# WHAT IS ASKED
Print the entire listing. Each line must match the original exactly.

# DATASET
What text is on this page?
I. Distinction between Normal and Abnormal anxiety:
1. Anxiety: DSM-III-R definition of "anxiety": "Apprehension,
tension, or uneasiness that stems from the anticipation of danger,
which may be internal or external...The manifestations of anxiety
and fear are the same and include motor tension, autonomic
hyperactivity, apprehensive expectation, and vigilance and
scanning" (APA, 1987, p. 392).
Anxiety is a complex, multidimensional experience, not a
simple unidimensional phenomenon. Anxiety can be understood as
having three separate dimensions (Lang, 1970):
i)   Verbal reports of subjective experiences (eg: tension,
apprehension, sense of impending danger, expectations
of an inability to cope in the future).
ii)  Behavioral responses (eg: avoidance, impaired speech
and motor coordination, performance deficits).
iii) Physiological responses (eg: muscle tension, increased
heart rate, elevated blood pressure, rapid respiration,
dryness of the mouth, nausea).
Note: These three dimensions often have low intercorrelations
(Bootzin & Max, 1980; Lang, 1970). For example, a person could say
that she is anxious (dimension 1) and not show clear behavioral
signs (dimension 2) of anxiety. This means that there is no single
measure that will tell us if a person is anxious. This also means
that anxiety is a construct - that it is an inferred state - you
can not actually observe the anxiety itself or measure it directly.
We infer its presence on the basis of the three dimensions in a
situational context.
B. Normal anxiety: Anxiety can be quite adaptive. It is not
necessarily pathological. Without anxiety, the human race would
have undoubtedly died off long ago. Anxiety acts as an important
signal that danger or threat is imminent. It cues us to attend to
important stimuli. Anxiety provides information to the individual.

# SOLUTION TO THIS PROBLEM
What text is on this page?
I. Distinction between Normal and Abnormal anxiety:
1. Anxiety: DSM-III-R definition of "anxiety": "Apprehension,
tension, or uneasiness that stems from the anticipation of danger,
which may be internal or external...The manifestations of anxiety
and fear are the same and include motor tension, autonomic
hyperactivity, apprehensive expectation, and vigilance and
scanning" (APA, 1987, p. 392).
Anxiety is a complex, multidimensional experience, not a
simple unidimensional phenomenon. Anxiety can be understood as
having three separate dimensions (Lang, 1970):
i)   Verbal reports of subjective experiences (eg: tension,
apprehension, sense of impending danger, expectations
of an inability to cope in the future).
ii)  Behavioral responses (eg: avoidance, impaired speech
and motor coordination, performance deficits).
iii) Physiological responses (eg: muscle tension, increased
heart rate, elevated blood pressure, rapid respiration,
dryness of the mouth, nausea).
Note: These three dimensions often have low intercorrelations
(Bootzin & Max, 1980; Lang, 1970). For example, a person could say
that she is anxious (dimension 1) and not show clear behavioral
signs (dimension 2) of anxiety. This means that there is no single
measure that will tell us if a person is anxious. This also means
that anxiety is a construct - that it is an inferred state - you
can not actually observe the anxiety itself or measure it directly.
We infer its presence on the basis of the three dimensions in a
situational context.
B. Normal anxiety: Anxiety can be quite adaptive. It is not
necessarily pathological. Without anxiety, the human race would
have undoubtedly died off long ago. Anxiety acts as an important
signal that danger or threat is imminent. It cues us to attend to
important stimuli. Anxiety provides information to the individual.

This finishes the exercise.